## Task
Sort through the data and copy the lines holding the word "actions".

## Material provided

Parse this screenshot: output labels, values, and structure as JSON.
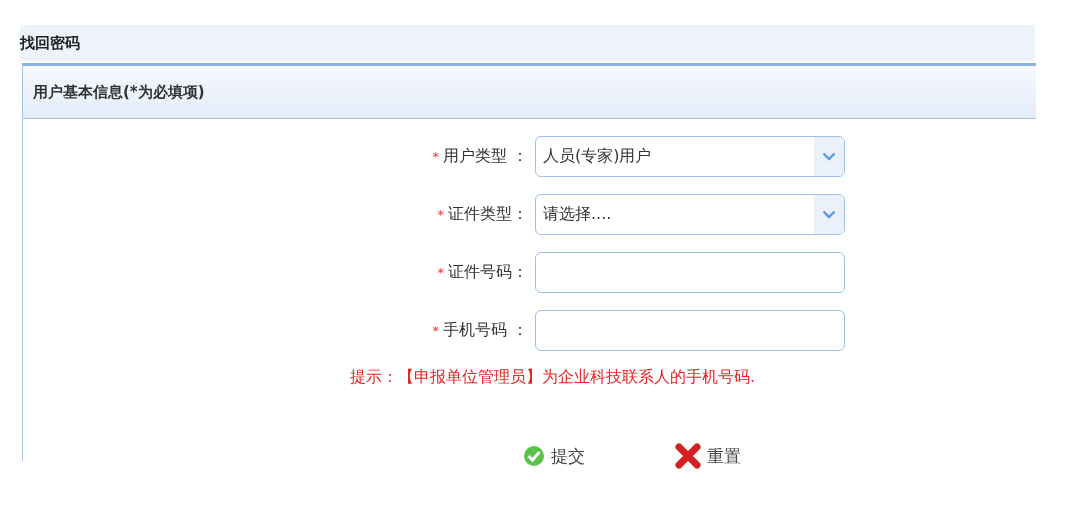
{
  "page_title": "找回密码",
  "panel": {
    "title": "用户基本信息(*为必填项)",
    "fields": [
      {
        "kind": "select",
        "required_mark": "*",
        "label": "用户类型 ：",
        "value": "人员(专家)用户"
      },
      {
        "kind": "select",
        "required_mark": "*",
        "label": "证件类型：",
        "value": "请选择...."
      },
      {
        "kind": "text",
        "required_mark": "*",
        "label": "证件号码："
      },
      {
        "kind": "text",
        "required_mark": "*",
        "label": "手机号码 ："
      }
    ],
    "hint": {
      "prefix": "提示：",
      "highlight": "【申报单位管理员】",
      "rest": "为企业科技联系人的手机号码."
    },
    "buttons": [
      {
        "kind": "submit",
        "label": "提交"
      },
      {
        "kind": "reset",
        "label": "重置"
      }
    ]
  }
}
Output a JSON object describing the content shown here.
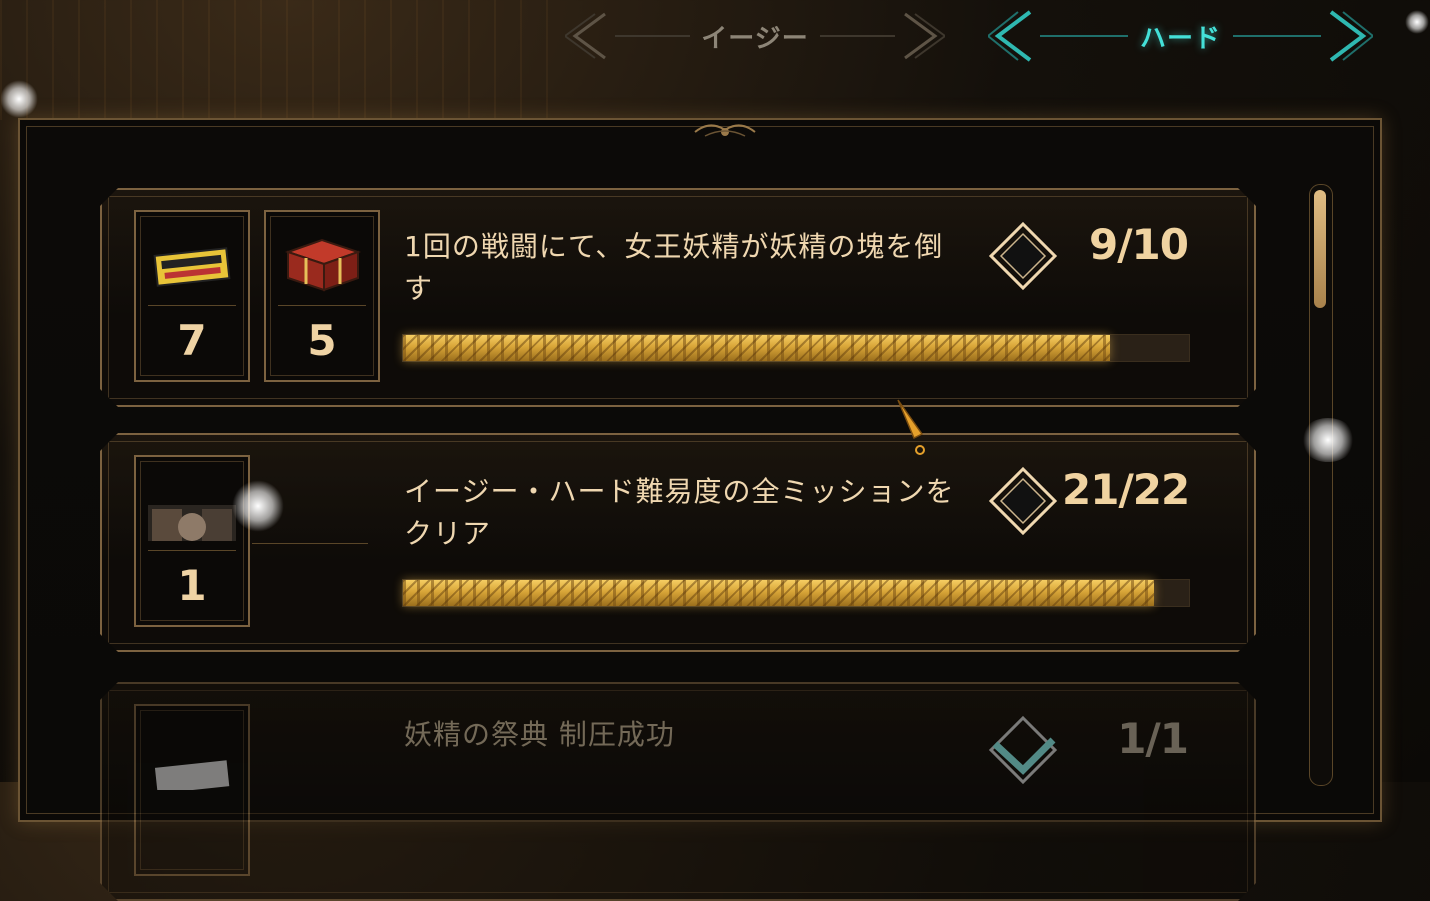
{
  "tabs": {
    "easy": {
      "label": "イージー",
      "selected": false
    },
    "hard": {
      "label": "ハード",
      "selected": true
    }
  },
  "missions": [
    {
      "title": "1回の戦闘にて、女王妖精が妖精の塊を倒す",
      "progress_text": "9/10",
      "progress": 0.9,
      "completed": false,
      "rewards": [
        {
          "icon": "ticket-icon",
          "quantity": "7"
        },
        {
          "icon": "treasure-chest-icon",
          "quantity": "5"
        }
      ]
    },
    {
      "title": "イージー・ハード難易度の全ミッションをクリア",
      "progress_text": "21/22",
      "progress": 0.955,
      "completed": false,
      "rewards": [
        {
          "icon": "portrait-card-icon",
          "quantity": "1"
        }
      ]
    },
    {
      "title": "妖精の祭典 制圧成功",
      "progress_text": "1/1",
      "progress": 1.0,
      "completed": true,
      "rewards": [
        {
          "icon": "card-icon",
          "quantity": ""
        }
      ]
    }
  ],
  "colors": {
    "accent_gold": "#efd3a4",
    "tab_active": "#44e0d8",
    "tab_inactive": "#8d8577",
    "bar_fill": "#e0b24a"
  }
}
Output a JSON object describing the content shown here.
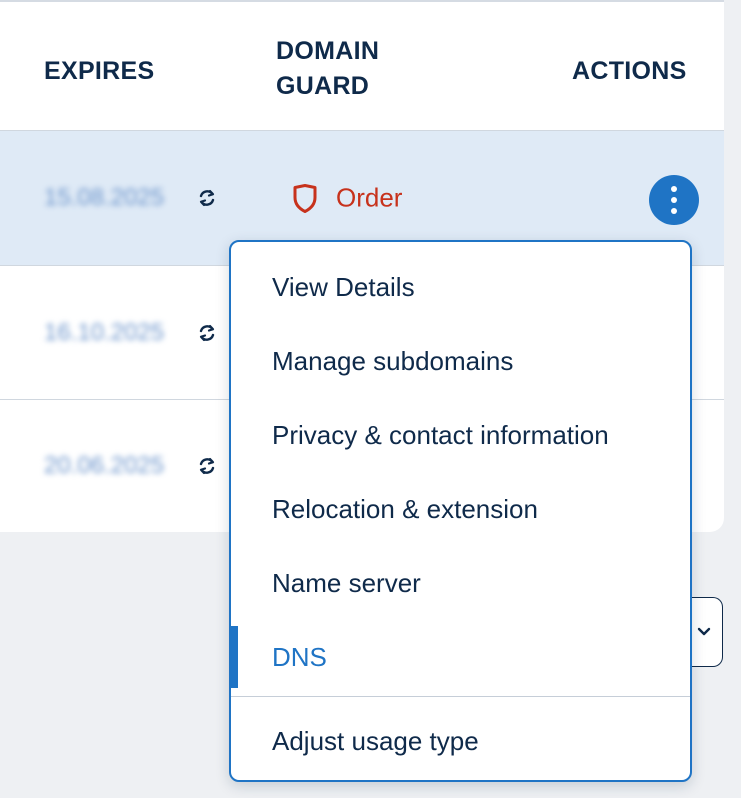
{
  "table": {
    "headers": {
      "expires": "EXPIRES",
      "domain_guard": "DOMAIN GUARD",
      "actions": "ACTIONS"
    },
    "rows": [
      {
        "expires": "15.08.2025",
        "guard_label": "Order"
      },
      {
        "expires": "16.10.2025"
      },
      {
        "expires": "20.06.2025"
      }
    ]
  },
  "menu": {
    "items": [
      "View Details",
      "Manage subdomains",
      "Privacy & contact information",
      "Relocation & extension",
      "Name server",
      "DNS",
      "Adjust usage type"
    ],
    "active_item": "DNS"
  },
  "colors": {
    "primary": "#1f74c5",
    "text": "#0f2a4a",
    "guard_red": "#c7321c",
    "selected_row": "#dfeaf6"
  },
  "icons": {
    "renew": "renew-icon",
    "guard": "shield-icon",
    "actions": "kebab-menu-icon",
    "select": "chevron-down-icon"
  }
}
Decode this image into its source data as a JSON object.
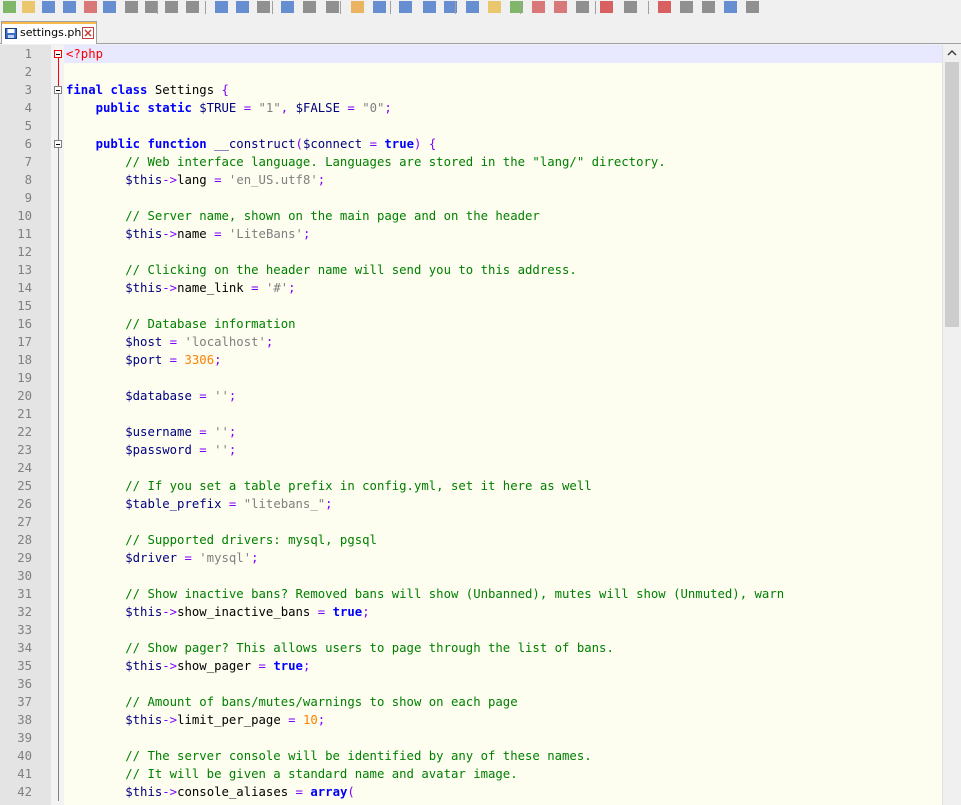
{
  "tab": {
    "label": "settings.php"
  },
  "icons": {
    "save": "floppy-disk-icon",
    "close": "close-icon",
    "fold": "fold-minus-icon",
    "scroll_up": "chevron-up-icon"
  },
  "colors": {
    "keyword": "#0000ff",
    "comment": "#008000",
    "string": "#808080",
    "number": "#ff8000",
    "php_tag": "#ff0000",
    "editor_bg": "#fdfdf0",
    "current_line": "#e8e8ff"
  },
  "lines": [
    "<?php",
    "",
    "final class Settings {",
    "    public static $TRUE = \"1\", $FALSE = \"0\";",
    "",
    "    public function __construct($connect = true) {",
    "        // Web interface language. Languages are stored in the \"lang/\" directory.",
    "        $this->lang = 'en_US.utf8';",
    "",
    "        // Server name, shown on the main page and on the header",
    "        $this->name = 'LiteBans';",
    "",
    "        // Clicking on the header name will send you to this address.",
    "        $this->name_link = '#';",
    "",
    "        // Database information",
    "        $host = 'localhost';",
    "        $port = 3306;",
    "",
    "        $database = '';",
    "",
    "        $username = '';",
    "        $password = '';",
    "",
    "        // If you set a table prefix in config.yml, set it here as well",
    "        $table_prefix = \"litebans_\";",
    "",
    "        // Supported drivers: mysql, pgsql",
    "        $driver = 'mysql';",
    "",
    "        // Show inactive bans? Removed bans will show (Unbanned), mutes will show (Unmuted), warn",
    "        $this->show_inactive_bans = true;",
    "",
    "        // Show pager? This allows users to page through the list of bans.",
    "        $this->show_pager = true;",
    "",
    "        // Amount of bans/mutes/warnings to show on each page",
    "        $this->limit_per_page = 10;",
    "",
    "        // The server console will be identified by any of these names.",
    "        // It will be given a standard name and avatar image.",
    "        $this->console_aliases = array("
  ],
  "line_numbers": [
    "1",
    "2",
    "3",
    "4",
    "5",
    "6",
    "7",
    "8",
    "9",
    "10",
    "11",
    "12",
    "13",
    "14",
    "15",
    "16",
    "17",
    "18",
    "19",
    "20",
    "21",
    "22",
    "23",
    "24",
    "25",
    "26",
    "27",
    "28",
    "29",
    "30",
    "31",
    "32",
    "33",
    "34",
    "35",
    "36",
    "37",
    "38",
    "39",
    "40",
    "41",
    "42"
  ]
}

## Reply
      "actions": "ACTIONS"
    "actions": "kebab-menu-icon",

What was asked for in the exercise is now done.